• [WHAT THIS TASK INVOLVES] Format the lines of the records, from the first line through the line containing "y-left-tick-label: 40% — [85, 322, 117, 339]", inclusive, as a numbered list, leaving out any blank lines.

• [DATA TO USE]
* Begin *

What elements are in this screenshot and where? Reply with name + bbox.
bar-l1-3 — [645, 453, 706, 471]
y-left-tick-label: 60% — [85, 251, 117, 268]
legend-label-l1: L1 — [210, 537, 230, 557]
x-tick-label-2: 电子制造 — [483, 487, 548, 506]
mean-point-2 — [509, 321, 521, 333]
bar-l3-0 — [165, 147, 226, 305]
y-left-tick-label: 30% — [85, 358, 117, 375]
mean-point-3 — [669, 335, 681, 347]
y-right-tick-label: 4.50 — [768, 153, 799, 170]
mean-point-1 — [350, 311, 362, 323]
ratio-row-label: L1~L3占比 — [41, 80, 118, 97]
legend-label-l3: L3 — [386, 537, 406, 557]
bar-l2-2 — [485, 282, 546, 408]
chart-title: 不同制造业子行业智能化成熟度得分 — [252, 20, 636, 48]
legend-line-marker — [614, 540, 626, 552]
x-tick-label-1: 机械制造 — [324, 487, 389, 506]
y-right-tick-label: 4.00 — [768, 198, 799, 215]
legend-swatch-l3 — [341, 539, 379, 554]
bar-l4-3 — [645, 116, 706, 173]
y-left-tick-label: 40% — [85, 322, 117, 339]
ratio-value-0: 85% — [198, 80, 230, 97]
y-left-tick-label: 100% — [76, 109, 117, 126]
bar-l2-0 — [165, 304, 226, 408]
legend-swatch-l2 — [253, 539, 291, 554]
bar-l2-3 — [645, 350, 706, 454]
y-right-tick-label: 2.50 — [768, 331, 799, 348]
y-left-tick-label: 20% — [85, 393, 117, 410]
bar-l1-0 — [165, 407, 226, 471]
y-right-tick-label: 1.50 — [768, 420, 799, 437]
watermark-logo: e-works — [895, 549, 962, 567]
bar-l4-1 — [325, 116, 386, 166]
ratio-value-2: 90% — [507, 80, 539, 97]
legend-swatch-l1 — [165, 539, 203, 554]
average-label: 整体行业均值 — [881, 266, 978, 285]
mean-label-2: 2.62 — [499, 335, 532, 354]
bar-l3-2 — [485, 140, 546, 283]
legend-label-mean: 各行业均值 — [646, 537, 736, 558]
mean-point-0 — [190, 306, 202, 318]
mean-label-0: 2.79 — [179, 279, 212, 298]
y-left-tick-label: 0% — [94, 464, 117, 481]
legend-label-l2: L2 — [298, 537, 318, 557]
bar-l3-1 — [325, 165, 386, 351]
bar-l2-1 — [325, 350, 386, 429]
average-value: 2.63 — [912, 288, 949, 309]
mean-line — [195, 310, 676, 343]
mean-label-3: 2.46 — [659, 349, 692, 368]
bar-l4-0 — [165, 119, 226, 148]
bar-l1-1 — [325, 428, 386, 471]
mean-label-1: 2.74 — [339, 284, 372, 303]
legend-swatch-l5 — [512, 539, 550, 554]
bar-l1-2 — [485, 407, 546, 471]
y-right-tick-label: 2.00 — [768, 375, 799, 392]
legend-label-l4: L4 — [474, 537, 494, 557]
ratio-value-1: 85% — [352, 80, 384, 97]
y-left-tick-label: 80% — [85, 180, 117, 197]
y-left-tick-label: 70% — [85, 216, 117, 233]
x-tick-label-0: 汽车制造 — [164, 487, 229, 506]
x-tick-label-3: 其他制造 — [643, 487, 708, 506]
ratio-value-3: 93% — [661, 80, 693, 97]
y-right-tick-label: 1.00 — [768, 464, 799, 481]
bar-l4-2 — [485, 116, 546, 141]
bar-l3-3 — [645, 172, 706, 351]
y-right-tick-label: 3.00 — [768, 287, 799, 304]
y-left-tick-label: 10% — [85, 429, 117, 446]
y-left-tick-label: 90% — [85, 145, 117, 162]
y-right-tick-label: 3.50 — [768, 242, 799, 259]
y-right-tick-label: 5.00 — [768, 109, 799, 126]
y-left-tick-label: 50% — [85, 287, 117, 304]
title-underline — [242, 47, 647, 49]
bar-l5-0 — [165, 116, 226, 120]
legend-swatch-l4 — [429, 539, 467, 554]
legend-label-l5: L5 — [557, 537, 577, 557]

* End *

• [SOLUTION FOR THIS EXERCISE]
1. What elements are in this screenshot and where? Reply with name + bbox.
2. bar-l1-3 — [645, 453, 706, 471]
3. y-left-tick-label: 60% — [85, 251, 117, 268]
4. legend-label-l1: L1 — [210, 537, 230, 557]
5. x-tick-label-2: 电子制造 — [483, 487, 548, 506]
6. mean-point-2 — [509, 321, 521, 333]
7. bar-l3-0 — [165, 147, 226, 305]
8. y-left-tick-label: 30% — [85, 358, 117, 375]
9. mean-point-3 — [669, 335, 681, 347]
10. y-right-tick-label: 4.50 — [768, 153, 799, 170]
11. mean-point-1 — [350, 311, 362, 323]
12. ratio-row-label: L1~L3占比 — [41, 80, 118, 97]
13. legend-label-l3: L3 — [386, 537, 406, 557]
14. bar-l2-2 — [485, 282, 546, 408]
15. chart-title: 不同制造业子行业智能化成熟度得分 — [252, 20, 636, 48]
16. legend-line-marker — [614, 540, 626, 552]
17. x-tick-label-1: 机械制造 — [324, 487, 389, 506]
18. y-right-tick-label: 4.00 — [768, 198, 799, 215]
19. legend-swatch-l3 — [341, 539, 379, 554]
20. bar-l4-3 — [645, 116, 706, 173]
21. y-left-tick-label: 40% — [85, 322, 117, 339]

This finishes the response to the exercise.